EXTRACTED DATA
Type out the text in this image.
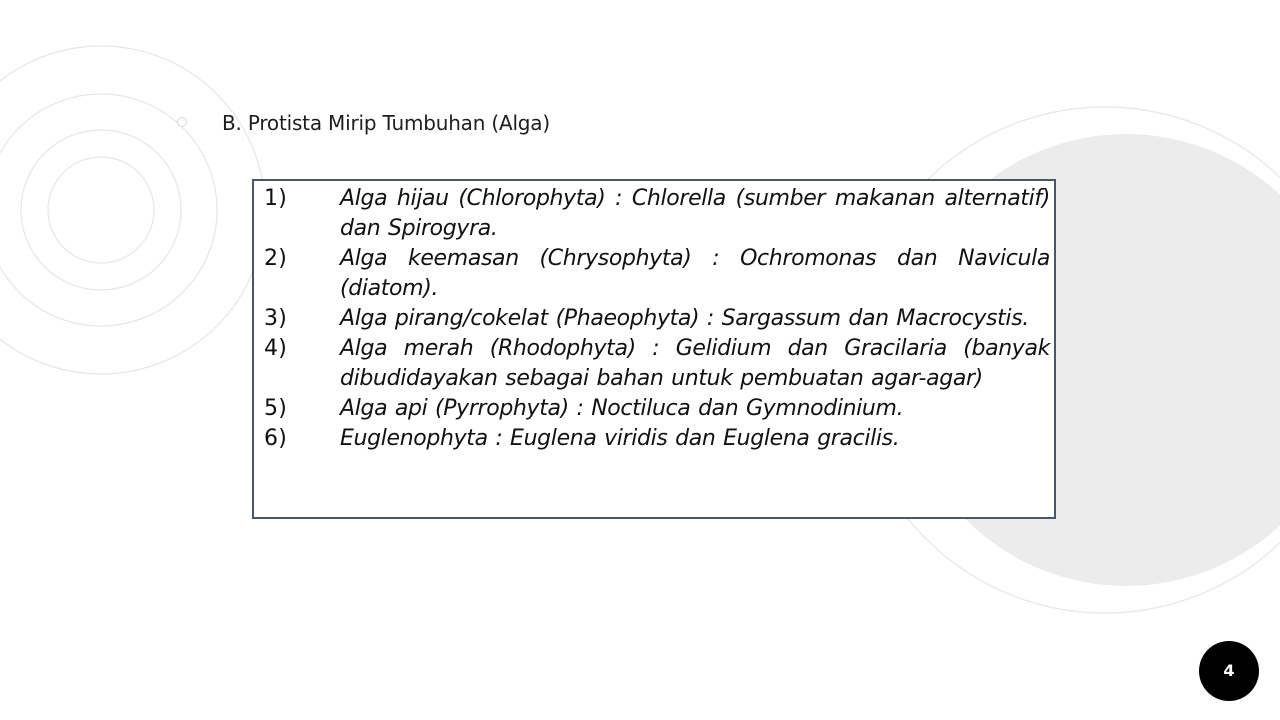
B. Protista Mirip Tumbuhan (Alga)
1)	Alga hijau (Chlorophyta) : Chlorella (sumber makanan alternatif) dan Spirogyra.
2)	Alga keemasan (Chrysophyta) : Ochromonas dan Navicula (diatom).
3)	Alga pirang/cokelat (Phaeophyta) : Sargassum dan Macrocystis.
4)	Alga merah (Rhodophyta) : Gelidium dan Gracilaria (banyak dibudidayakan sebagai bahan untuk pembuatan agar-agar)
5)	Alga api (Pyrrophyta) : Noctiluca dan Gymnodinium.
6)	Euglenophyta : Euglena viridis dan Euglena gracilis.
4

YOUR OBJECTIVE
Extract all the data above exactly, excluding every picture.

SOLUTION TO THE PROBLEM
Type out the text in this image.
B. Protista Mirip Tumbuhan (Alga)
1)	Alga hijau (Chlorophyta) : Chlorella (sumber makanan alternatif) dan Spirogyra.
2)	Alga keemasan (Chrysophyta) : Ochromonas dan Navicula (diatom).
3)	Alga pirang/cokelat (Phaeophyta) : Sargassum dan Macrocystis.
4)	Alga merah (Rhodophyta) : Gelidium dan Gracilaria (banyak dibudidayakan sebagai bahan untuk pembuatan agar-agar)
5)	Alga api (Pyrrophyta) : Noctiluca dan Gymnodinium.
6)	Euglenophyta : Euglena viridis dan Euglena gracilis.
4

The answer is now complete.